● **The problem**: Gather up the lines that contain "selected".

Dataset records
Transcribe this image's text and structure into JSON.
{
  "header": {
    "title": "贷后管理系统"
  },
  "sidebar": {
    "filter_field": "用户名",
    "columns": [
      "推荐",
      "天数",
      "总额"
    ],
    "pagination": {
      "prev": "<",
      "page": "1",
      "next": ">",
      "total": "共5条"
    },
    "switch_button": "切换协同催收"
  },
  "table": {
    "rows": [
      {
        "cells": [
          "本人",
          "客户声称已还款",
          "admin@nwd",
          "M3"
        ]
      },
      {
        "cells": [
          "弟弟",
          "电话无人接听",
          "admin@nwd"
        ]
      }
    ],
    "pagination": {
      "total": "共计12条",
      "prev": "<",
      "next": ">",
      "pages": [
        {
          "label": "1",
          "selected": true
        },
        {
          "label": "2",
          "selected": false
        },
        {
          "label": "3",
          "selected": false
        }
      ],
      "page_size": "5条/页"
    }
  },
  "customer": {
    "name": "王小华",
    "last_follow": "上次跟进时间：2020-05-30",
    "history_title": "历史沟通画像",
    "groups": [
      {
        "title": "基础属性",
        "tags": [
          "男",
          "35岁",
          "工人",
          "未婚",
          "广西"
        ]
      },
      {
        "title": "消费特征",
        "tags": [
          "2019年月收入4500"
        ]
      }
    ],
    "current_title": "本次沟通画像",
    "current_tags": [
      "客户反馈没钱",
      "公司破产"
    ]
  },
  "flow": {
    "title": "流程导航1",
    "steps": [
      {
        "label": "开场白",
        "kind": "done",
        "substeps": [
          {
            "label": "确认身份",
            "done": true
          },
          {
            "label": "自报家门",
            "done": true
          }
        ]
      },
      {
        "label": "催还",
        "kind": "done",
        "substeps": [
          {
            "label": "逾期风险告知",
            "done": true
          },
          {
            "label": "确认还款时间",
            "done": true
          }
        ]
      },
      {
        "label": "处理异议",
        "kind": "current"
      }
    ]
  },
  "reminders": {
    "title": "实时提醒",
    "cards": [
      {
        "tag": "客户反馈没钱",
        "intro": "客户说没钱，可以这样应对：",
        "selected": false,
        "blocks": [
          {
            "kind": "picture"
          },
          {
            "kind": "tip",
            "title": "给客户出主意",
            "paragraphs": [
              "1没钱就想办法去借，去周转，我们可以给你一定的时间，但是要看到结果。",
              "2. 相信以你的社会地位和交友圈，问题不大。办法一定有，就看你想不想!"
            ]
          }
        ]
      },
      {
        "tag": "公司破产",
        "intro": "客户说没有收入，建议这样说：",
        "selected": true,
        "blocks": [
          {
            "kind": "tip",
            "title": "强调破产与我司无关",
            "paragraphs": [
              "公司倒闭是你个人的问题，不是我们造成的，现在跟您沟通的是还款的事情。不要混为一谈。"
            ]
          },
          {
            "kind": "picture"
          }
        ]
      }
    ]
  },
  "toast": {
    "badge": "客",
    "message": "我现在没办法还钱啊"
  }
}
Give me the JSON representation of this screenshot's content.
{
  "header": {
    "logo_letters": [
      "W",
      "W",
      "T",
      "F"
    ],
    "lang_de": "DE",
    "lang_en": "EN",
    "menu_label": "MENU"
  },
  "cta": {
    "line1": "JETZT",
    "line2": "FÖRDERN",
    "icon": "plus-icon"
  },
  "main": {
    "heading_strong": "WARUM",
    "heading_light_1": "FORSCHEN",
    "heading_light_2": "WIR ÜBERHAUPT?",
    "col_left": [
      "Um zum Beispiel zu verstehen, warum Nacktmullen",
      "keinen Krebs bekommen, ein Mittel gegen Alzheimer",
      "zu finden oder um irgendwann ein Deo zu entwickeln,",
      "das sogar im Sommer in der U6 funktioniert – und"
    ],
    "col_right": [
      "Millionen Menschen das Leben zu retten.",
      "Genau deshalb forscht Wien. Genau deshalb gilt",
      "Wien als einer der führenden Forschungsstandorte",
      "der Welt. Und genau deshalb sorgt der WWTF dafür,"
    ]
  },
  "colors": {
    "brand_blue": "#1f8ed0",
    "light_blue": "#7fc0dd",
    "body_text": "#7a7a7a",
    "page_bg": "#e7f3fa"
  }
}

● **Completed task**:
          "selected": true
          "selected": false
          "selected": false
        "selected": false,
        "selected": true,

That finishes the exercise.